**Problem to work on:** Copy every line, leaving nothing out and adding nothing.

Collected data:

§ §

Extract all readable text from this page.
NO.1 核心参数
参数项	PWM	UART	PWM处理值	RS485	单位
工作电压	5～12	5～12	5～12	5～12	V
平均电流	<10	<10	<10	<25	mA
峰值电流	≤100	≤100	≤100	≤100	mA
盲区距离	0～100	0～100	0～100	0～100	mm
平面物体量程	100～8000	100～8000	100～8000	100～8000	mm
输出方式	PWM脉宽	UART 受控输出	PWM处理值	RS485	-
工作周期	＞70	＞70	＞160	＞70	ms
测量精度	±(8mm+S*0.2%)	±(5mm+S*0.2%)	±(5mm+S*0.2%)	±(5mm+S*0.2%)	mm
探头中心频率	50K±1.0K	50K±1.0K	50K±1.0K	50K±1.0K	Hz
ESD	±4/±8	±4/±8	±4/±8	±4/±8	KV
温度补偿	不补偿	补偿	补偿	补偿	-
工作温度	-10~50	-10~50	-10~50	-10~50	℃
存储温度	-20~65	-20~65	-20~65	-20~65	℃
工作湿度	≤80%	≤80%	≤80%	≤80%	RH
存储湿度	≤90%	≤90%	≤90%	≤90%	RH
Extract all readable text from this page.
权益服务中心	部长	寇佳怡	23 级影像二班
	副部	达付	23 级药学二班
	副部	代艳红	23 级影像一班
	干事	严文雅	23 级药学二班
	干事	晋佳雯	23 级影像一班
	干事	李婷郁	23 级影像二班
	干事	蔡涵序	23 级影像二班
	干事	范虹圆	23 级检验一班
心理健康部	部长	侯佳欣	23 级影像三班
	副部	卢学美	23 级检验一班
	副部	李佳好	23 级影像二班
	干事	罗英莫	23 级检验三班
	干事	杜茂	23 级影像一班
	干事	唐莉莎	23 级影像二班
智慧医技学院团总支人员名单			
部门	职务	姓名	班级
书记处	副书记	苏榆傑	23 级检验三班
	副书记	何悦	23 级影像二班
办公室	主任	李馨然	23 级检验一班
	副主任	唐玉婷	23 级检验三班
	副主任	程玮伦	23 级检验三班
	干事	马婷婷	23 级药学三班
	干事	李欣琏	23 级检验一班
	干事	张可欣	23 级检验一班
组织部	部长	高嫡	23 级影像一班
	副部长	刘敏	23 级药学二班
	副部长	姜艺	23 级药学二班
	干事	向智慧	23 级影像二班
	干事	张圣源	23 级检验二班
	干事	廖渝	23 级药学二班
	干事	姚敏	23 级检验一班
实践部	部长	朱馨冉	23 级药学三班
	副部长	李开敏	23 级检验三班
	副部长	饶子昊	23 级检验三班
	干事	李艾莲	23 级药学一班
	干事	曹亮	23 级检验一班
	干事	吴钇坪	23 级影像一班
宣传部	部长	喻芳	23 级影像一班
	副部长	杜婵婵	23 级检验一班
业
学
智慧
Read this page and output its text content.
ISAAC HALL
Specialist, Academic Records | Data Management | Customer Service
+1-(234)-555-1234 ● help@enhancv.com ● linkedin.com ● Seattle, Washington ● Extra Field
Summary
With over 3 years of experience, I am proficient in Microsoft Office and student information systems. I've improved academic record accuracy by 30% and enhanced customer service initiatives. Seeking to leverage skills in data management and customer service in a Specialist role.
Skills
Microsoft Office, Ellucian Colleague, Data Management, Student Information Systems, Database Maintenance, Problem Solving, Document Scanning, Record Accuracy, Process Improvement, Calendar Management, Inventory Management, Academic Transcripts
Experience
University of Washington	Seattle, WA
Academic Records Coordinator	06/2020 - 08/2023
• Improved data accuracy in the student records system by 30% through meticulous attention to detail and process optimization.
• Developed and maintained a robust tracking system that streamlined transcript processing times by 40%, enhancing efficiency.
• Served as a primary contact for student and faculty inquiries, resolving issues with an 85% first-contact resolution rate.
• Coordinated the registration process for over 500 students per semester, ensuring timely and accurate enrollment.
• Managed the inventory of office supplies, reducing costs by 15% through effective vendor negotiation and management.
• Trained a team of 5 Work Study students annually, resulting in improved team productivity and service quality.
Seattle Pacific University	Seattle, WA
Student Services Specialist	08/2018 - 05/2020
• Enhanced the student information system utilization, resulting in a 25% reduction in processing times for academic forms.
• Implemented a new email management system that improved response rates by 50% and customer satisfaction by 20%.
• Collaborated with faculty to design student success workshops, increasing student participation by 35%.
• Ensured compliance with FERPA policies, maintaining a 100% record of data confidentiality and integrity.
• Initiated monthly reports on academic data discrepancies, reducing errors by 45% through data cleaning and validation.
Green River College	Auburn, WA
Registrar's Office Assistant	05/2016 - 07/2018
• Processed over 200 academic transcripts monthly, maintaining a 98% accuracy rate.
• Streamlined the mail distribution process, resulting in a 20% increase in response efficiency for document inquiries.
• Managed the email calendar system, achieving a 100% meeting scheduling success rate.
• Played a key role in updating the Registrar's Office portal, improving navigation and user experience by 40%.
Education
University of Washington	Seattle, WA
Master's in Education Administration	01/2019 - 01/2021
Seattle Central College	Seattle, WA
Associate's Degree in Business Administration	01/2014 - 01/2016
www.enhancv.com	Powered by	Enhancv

§ §

**Output:**
Extract all readable text from this page.
NO.1 核心参数
参数项	PWM	UART	PWM处理值	RS485	单位
工作电压	5～12	5～12	5～12	5～12	V
平均电流	<10	<10	<10	<25	mA
峰值电流	≤100	≤100	≤100	≤100	mA
盲区距离	0～100	0～100	0～100	0～100	mm
平面物体量程	100～8000	100～8000	100～8000	100～8000	mm
输出方式	PWM脉宽	UART 受控输出	PWM处理值	RS485	-
工作周期	＞70	＞70	＞160	＞70	ms
测量精度	±(8mm+S*0.2%)	±(5mm+S*0.2%)	±(5mm+S*0.2%)	±(5mm+S*0.2%)	mm
探头中心频率	50K±1.0K	50K±1.0K	50K±1.0K	50K±1.0K	Hz
ESD	±4/±8	±4/±8	±4/±8	±4/±8	KV
温度补偿	不补偿	补偿	补偿	补偿	-
工作温度	-10~50	-10~50	-10~50	-10~50	℃
存储温度	-20~65	-20~65	-20~65	-20~65	℃
工作湿度	≤80%	≤80%	≤80%	≤80%	RH
存储湿度	≤90%	≤90%	≤90%	≤90%	RH
Extract all readable text from this page.
权益服务中心	部长	寇佳怡	23 级影像二班
	副部	达付	23 级药学二班
	副部	代艳红	23 级影像一班
	干事	严文雅	23 级药学二班
	干事	晋佳雯	23 级影像一班
	干事	李婷郁	23 级影像二班
	干事	蔡涵序	23 级影像二班
	干事	范虹圆	23 级检验一班
心理健康部	部长	侯佳欣	23 级影像三班
	副部	卢学美	23 级检验一班
	副部	李佳好	23 级影像二班
	干事	罗英莫	23 级检验三班
	干事	杜茂	23 级影像一班
	干事	唐莉莎	23 级影像二班
智慧医技学院团总支人员名单			
部门	职务	姓名	班级
书记处	副书记	苏榆傑	23 级检验三班
	副书记	何悦	23 级影像二班
办公室	主任	李馨然	23 级检验一班
	副主任	唐玉婷	23 级检验三班
	副主任	程玮伦	23 级检验三班
	干事	马婷婷	23 级药学三班
	干事	李欣琏	23 级检验一班
	干事	张可欣	23 级检验一班
组织部	部长	高嫡	23 级影像一班
	副部长	刘敏	23 级药学二班
	副部长	姜艺	23 级药学二班
	干事	向智慧	23 级影像二班
	干事	张圣源	23 级检验二班
	干事	廖渝	23 级药学二班
	干事	姚敏	23 级检验一班
实践部	部长	朱馨冉	23 级药学三班
	副部长	李开敏	23 级检验三班
	副部长	饶子昊	23 级检验三班
	干事	李艾莲	23 级药学一班
	干事	曹亮	23 级检验一班
	干事	吴钇坪	23 级影像一班
宣传部	部长	喻芳	23 级影像一班
	副部长	杜婵婵	23 级检验一班
业
学
智慧
Read this page and output its text content.
ISAAC HALL
Specialist, Academic Records | Data Management | Customer Service
+1-(234)-555-1234 ● help@enhancv.com ● linkedin.com ● Seattle, Washington ● Extra Field
Summary
With over 3 years of experience, I am proficient in Microsoft Office and student information systems. I've improved academic record accuracy by 30% and enhanced customer service initiatives. Seeking to leverage skills in data management and customer service in a Specialist role.
Skills
Microsoft Office, Ellucian Colleague, Data Management, Student Information Systems, Database Maintenance, Problem Solving, Document Scanning, Record Accuracy, Process Improvement, Calendar Management, Inventory Management, Academic Transcripts
Experience
University of Washington	Seattle, WA
Academic Records Coordinator	06/2020 - 08/2023
• Improved data accuracy in the student records system by 30% through meticulous attention to detail and process optimization.
• Developed and maintained a robust tracking system that streamlined transcript processing times by 40%, enhancing efficiency.
• Served as a primary contact for student and faculty inquiries, resolving issues with an 85% first-contact resolution rate.
• Coordinated the registration process for over 500 students per semester, ensuring timely and accurate enrollment.
• Managed the inventory of office supplies, reducing costs by 15% through effective vendor negotiation and management.
• Trained a team of 5 Work Study students annually, resulting in improved team productivity and service quality.
Seattle Pacific University	Seattle, WA
Student Services Specialist	08/2018 - 05/2020
• Enhanced the student information system utilization, resulting in a 25% reduction in processing times for academic forms.
• Implemented a new email management system that improved response rates by 50% and customer satisfaction by 20%.
• Collaborated with faculty to design student success workshops, increasing student participation by 35%.
• Ensured compliance with FERPA policies, maintaining a 100% record of data confidentiality and integrity.
• Initiated monthly reports on academic data discrepancies, reducing errors by 45% through data cleaning and validation.
Green River College	Auburn, WA
Registrar's Office Assistant	05/2016 - 07/2018
• Processed over 200 academic transcripts monthly, maintaining a 98% accuracy rate.
• Streamlined the mail distribution process, resulting in a 20% increase in response efficiency for document inquiries.
• Managed the email calendar system, achieving a 100% meeting scheduling success rate.
• Played a key role in updating the Registrar's Office portal, improving navigation and user experience by 40%.
Education
University of Washington	Seattle, WA
Master's in Education Administration	01/2019 - 01/2021
Seattle Central College	Seattle, WA
Associate's Degree in Business Administration	01/2014 - 01/2016
www.enhancv.com	Powered by	Enhancv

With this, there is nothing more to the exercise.